Challenge >>
Return the full listing exactly as it is written.

**********

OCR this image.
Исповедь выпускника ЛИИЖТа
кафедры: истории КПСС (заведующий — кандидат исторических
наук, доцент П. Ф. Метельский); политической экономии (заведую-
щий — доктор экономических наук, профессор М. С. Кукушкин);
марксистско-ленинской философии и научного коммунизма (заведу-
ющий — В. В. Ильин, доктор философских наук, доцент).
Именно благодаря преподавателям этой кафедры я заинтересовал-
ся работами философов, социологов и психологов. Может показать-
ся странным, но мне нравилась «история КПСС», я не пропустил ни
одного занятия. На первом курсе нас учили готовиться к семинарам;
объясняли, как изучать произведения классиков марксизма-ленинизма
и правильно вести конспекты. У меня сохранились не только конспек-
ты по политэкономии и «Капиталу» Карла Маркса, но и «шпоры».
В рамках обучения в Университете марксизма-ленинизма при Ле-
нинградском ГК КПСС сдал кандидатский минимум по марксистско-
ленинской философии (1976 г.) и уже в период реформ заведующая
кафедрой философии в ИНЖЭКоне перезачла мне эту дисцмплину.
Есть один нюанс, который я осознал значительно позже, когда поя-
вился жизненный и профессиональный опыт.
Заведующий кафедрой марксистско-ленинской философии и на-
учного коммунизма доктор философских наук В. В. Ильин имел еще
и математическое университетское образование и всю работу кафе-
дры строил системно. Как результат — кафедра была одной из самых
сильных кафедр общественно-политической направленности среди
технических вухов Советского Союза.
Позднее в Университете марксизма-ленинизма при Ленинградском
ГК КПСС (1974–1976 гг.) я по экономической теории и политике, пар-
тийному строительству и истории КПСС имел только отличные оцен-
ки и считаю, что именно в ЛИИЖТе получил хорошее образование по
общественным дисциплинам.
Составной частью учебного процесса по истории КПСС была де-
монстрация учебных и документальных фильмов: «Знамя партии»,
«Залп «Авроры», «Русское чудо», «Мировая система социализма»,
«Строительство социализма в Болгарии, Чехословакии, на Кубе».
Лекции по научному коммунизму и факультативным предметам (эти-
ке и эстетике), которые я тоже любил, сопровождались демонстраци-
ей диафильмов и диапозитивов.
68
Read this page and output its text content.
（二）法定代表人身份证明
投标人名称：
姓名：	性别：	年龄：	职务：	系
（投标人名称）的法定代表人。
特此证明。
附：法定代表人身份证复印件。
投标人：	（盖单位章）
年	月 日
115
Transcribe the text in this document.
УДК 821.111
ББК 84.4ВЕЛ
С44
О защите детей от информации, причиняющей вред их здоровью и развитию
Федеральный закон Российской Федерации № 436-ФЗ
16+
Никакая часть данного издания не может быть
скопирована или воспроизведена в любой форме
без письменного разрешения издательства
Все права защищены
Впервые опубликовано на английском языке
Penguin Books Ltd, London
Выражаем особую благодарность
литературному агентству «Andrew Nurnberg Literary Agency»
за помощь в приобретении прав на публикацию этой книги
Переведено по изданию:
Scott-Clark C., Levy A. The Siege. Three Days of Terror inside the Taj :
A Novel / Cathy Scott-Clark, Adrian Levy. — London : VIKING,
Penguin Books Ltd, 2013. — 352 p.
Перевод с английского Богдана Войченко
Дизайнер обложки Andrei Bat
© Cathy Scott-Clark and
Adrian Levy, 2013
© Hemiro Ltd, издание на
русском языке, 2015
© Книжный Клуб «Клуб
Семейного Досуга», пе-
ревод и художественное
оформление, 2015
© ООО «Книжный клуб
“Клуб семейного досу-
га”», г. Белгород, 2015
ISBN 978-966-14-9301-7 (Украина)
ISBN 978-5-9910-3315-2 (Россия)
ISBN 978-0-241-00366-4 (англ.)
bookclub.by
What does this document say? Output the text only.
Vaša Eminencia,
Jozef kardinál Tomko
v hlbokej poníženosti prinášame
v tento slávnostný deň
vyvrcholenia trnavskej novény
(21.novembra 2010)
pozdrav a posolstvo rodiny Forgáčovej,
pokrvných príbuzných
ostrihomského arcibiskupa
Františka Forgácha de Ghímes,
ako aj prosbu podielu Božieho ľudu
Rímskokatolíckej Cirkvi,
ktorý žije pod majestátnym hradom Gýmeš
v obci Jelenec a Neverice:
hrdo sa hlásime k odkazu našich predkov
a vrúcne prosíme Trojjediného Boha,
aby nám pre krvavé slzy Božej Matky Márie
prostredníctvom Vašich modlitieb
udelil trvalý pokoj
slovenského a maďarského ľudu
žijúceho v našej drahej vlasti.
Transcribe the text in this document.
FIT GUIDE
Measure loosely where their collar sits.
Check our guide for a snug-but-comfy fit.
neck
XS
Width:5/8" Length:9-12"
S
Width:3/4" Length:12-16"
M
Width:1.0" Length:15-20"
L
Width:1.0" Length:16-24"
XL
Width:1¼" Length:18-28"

**********

Solution to this task >>
OCR this image.
Исповедь выпускника ЛИИЖТа
кафедры: истории КПСС (заведующий — кандидат исторических
наук, доцент П. Ф. Метельский); политической экономии (заведую-
щий — доктор экономических наук, профессор М. С. Кукушкин);
марксистско-ленинской философии и научного коммунизма (заведу-
ющий — В. В. Ильин, доктор философских наук, доцент).
Именно благодаря преподавателям этой кафедры я заинтересовал-
ся работами философов, социологов и психологов. Может показать-
ся странным, но мне нравилась «история КПСС», я не пропустил ни
одного занятия. На первом курсе нас учили готовиться к семинарам;
объясняли, как изучать произведения классиков марксизма-ленинизма
и правильно вести конспекты. У меня сохранились не только конспек-
ты по политэкономии и «Капиталу» Карла Маркса, но и «шпоры».
В рамках обучения в Университете марксизма-ленинизма при Ле-
нинградском ГК КПСС сдал кандидатский минимум по марксистско-
ленинской философии (1976 г.) и уже в период реформ заведующая
кафедрой философии в ИНЖЭКоне перезачла мне эту дисцмплину.
Есть один нюанс, который я осознал значительно позже, когда поя-
вился жизненный и профессиональный опыт.
Заведующий кафедрой марксистско-ленинской философии и на-
учного коммунизма доктор философских наук В. В. Ильин имел еще
и математическое университетское образование и всю работу кафе-
дры строил системно. Как результат — кафедра была одной из самых
сильных кафедр общественно-политической направленности среди
технических вухов Советского Союза.
Позднее в Университете марксизма-ленинизма при Ленинградском
ГК КПСС (1974–1976 гг.) я по экономической теории и политике, пар-
тийному строительству и истории КПСС имел только отличные оцен-
ки и считаю, что именно в ЛИИЖТе получил хорошее образование по
общественным дисциплинам.
Составной частью учебного процесса по истории КПСС была де-
монстрация учебных и документальных фильмов: «Знамя партии»,
«Залп «Авроры», «Русское чудо», «Мировая система социализма»,
«Строительство социализма в Болгарии, Чехословакии, на Кубе».
Лекции по научному коммунизму и факультативным предметам (эти-
ке и эстетике), которые я тоже любил, сопровождались демонстраци-
ей диафильмов и диапозитивов.
68
Read this page and output its text content.
（二）法定代表人身份证明
投标人名称：
姓名：	性别：	年龄：	职务：	系
（投标人名称）的法定代表人。
特此证明。
附：法定代表人身份证复印件。
投标人：	（盖单位章）
年	月 日
115
Transcribe the text in this document.
УДК 821.111
ББК 84.4ВЕЛ
С44
О защите детей от информации, причиняющей вред их здоровью и развитию
Федеральный закон Российской Федерации № 436-ФЗ
16+
Никакая часть данного издания не может быть
скопирована или воспроизведена в любой форме
без письменного разрешения издательства
Все права защищены
Впервые опубликовано на английском языке
Penguin Books Ltd, London
Выражаем особую благодарность
литературному агентству «Andrew Nurnberg Literary Agency»
за помощь в приобретении прав на публикацию этой книги
Переведено по изданию:
Scott-Clark C., Levy A. The Siege. Three Days of Terror inside the Taj :
A Novel / Cathy Scott-Clark, Adrian Levy. — London : VIKING,
Penguin Books Ltd, 2013. — 352 p.
Перевод с английского Богдана Войченко
Дизайнер обложки Andrei Bat
© Cathy Scott-Clark and
Adrian Levy, 2013
© Hemiro Ltd, издание на
русском языке, 2015
© Книжный Клуб «Клуб
Семейного Досуга», пе-
ревод и художественное
оформление, 2015
© ООО «Книжный клуб
“Клуб семейного досу-
га”», г. Белгород, 2015
ISBN 978-966-14-9301-7 (Украина)
ISBN 978-5-9910-3315-2 (Россия)
ISBN 978-0-241-00366-4 (англ.)
bookclub.by
What does this document say? Output the text only.
Vaša Eminencia,
Jozef kardinál Tomko
v hlbokej poníženosti prinášame
v tento slávnostný deň
vyvrcholenia trnavskej novény
(21.novembra 2010)
pozdrav a posolstvo rodiny Forgáčovej,
pokrvných príbuzných
ostrihomského arcibiskupa
Františka Forgácha de Ghímes,
ako aj prosbu podielu Božieho ľudu
Rímskokatolíckej Cirkvi,
ktorý žije pod majestátnym hradom Gýmeš
v obci Jelenec a Neverice:
hrdo sa hlásime k odkazu našich predkov
a vrúcne prosíme Trojjediného Boha,
aby nám pre krvavé slzy Božej Matky Márie
prostredníctvom Vašich modlitieb
udelil trvalý pokoj
slovenského a maďarského ľudu
žijúceho v našej drahej vlasti.
Transcribe the text in this document.
FIT GUIDE
Measure loosely where their collar sits.
Check our guide for a snug-but-comfy fit.
neck
XS
Width:5/8" Length:9-12"
S
Width:3/4" Length:12-16"
M
Width:1.0" Length:15-20"
L
Width:1.0" Length:16-24"
XL
Width:1¼" Length:18-28"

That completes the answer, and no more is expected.